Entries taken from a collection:
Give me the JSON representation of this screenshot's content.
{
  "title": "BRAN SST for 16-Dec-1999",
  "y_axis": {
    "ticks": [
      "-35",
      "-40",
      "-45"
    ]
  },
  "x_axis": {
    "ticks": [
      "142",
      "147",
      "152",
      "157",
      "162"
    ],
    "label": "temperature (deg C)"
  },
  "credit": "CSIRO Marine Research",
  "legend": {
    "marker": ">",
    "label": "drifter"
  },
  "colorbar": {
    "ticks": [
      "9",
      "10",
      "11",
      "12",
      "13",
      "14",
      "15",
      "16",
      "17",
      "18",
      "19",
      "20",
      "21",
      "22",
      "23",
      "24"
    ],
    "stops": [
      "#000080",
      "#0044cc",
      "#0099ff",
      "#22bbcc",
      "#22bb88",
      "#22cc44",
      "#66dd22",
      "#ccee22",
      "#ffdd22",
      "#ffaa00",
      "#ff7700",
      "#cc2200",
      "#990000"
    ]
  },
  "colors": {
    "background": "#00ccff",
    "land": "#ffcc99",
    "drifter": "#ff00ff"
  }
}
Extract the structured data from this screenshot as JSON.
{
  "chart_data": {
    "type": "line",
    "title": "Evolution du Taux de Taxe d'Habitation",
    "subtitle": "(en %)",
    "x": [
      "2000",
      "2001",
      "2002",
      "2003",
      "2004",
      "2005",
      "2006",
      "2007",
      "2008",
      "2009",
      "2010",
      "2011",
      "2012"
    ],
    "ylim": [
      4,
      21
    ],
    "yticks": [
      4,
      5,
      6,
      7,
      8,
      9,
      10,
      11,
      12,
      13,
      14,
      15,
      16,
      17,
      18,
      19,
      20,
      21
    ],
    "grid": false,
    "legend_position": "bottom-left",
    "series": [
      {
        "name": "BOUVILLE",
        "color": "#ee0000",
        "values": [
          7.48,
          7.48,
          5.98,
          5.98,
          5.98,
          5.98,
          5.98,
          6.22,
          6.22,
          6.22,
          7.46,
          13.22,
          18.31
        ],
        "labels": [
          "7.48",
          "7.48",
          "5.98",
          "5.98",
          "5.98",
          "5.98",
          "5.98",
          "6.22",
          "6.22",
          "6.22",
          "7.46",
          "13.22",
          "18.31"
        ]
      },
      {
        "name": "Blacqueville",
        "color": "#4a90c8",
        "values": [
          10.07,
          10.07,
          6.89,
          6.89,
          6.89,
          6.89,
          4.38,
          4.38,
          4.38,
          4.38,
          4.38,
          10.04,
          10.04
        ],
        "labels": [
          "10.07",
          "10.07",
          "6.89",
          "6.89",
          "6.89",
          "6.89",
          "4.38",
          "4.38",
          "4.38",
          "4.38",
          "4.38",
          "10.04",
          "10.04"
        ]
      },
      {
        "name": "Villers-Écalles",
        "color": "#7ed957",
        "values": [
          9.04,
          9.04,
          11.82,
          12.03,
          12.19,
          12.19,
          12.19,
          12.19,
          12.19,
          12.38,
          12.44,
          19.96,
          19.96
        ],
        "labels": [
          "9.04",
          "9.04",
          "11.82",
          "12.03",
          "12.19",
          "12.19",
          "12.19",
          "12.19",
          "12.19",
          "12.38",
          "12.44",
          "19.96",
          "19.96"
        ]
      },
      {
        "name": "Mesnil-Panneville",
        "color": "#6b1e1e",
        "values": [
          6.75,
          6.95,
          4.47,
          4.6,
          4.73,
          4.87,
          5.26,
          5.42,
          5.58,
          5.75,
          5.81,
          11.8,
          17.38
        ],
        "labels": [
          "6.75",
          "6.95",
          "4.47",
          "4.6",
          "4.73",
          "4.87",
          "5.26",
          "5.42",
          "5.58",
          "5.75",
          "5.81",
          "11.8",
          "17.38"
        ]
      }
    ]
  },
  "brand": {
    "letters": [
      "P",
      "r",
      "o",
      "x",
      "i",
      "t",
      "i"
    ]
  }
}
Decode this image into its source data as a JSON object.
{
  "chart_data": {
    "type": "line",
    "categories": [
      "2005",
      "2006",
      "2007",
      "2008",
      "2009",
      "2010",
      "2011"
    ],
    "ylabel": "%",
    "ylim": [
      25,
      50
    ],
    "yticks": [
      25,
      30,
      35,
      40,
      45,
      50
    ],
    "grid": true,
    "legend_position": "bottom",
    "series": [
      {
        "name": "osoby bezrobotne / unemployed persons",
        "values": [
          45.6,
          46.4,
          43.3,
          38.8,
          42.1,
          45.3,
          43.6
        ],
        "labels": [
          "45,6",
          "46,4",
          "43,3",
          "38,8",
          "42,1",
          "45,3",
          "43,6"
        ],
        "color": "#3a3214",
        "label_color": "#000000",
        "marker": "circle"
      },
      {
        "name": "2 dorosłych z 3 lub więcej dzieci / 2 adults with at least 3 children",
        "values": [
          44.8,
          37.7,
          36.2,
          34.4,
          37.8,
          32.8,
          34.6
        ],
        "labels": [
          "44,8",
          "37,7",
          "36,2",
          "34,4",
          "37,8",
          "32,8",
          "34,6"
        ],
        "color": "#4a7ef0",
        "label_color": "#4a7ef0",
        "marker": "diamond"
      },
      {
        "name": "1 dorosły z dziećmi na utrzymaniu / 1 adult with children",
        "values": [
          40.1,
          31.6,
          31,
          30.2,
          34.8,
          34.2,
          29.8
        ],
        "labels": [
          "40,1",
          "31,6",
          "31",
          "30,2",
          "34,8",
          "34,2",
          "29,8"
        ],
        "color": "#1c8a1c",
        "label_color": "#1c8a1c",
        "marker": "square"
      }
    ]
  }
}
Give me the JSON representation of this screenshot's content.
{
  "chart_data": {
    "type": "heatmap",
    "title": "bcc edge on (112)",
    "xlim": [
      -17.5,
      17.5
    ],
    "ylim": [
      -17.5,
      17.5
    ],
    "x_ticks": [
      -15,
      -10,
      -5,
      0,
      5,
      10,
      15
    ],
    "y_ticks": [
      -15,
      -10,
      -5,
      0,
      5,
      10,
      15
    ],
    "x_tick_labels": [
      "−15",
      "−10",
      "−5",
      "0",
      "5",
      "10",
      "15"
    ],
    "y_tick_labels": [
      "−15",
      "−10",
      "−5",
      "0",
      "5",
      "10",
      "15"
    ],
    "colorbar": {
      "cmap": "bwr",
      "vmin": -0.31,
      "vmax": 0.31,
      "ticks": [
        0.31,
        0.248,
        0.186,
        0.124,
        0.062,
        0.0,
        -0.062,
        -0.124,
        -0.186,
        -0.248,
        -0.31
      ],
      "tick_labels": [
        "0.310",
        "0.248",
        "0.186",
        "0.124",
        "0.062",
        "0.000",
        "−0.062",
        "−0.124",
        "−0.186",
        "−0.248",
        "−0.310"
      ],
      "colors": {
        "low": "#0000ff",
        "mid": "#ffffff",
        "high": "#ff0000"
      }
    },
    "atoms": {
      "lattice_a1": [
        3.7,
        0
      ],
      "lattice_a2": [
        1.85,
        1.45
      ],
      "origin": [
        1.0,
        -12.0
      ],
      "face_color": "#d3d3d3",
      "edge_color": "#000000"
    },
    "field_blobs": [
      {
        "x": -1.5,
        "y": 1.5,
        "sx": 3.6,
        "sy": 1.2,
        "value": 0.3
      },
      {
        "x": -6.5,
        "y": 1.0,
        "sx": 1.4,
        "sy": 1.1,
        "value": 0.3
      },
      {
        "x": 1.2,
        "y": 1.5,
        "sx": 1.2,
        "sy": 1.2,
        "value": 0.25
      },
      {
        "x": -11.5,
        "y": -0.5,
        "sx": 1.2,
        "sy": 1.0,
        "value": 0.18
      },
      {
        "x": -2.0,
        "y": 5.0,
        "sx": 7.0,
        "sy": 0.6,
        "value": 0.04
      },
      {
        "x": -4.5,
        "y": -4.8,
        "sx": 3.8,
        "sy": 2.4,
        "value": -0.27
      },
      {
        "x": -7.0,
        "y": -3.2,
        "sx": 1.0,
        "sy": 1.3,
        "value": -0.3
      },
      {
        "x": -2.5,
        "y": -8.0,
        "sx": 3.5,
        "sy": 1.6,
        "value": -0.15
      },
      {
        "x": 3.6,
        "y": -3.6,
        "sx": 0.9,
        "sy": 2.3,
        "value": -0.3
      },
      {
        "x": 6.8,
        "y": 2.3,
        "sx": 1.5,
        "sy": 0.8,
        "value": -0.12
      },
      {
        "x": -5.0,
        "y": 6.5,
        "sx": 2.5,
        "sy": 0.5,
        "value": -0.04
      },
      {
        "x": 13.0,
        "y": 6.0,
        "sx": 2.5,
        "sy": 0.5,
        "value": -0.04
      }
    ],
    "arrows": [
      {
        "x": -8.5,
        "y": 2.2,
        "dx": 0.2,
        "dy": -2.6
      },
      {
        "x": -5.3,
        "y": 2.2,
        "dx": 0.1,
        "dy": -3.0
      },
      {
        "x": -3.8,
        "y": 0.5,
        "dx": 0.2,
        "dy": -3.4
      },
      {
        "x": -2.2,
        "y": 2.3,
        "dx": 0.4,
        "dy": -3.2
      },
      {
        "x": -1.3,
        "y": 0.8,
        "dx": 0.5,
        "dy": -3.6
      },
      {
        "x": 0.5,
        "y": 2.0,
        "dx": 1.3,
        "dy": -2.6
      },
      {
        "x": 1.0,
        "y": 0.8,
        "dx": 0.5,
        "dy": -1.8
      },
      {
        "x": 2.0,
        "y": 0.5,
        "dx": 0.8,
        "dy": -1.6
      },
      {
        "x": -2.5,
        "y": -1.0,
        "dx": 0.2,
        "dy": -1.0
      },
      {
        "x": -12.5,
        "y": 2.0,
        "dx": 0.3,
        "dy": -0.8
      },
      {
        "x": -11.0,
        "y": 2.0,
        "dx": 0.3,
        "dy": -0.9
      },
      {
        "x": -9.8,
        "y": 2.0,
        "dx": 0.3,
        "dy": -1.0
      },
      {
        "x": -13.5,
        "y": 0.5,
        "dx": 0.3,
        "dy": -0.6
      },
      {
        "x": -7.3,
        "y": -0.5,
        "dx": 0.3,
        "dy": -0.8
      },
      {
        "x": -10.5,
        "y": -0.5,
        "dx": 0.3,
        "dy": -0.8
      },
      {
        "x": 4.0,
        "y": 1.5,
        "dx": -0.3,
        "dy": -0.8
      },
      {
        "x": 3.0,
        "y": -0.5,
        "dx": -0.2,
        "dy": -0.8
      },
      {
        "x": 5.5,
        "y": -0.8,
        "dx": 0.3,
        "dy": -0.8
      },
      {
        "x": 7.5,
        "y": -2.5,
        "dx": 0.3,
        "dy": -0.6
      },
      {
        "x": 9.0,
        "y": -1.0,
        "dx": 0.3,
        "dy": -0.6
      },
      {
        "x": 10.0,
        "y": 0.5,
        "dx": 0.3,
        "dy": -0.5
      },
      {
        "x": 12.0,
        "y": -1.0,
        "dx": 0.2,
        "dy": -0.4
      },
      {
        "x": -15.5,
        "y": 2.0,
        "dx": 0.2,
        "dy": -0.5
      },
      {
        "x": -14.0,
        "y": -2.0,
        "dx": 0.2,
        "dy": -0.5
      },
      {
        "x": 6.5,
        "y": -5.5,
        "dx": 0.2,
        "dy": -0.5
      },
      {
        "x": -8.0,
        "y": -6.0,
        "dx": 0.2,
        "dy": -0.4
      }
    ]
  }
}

# Task requirements
Which lines contain "JSON"? Show each of them.

# Correct result
Give me the JSON representation of this screenshot's content.
Extract the structured data from this screenshot as JSON.
Decode this image into its source data as a JSON object.
Give me the JSON representation of this screenshot's content.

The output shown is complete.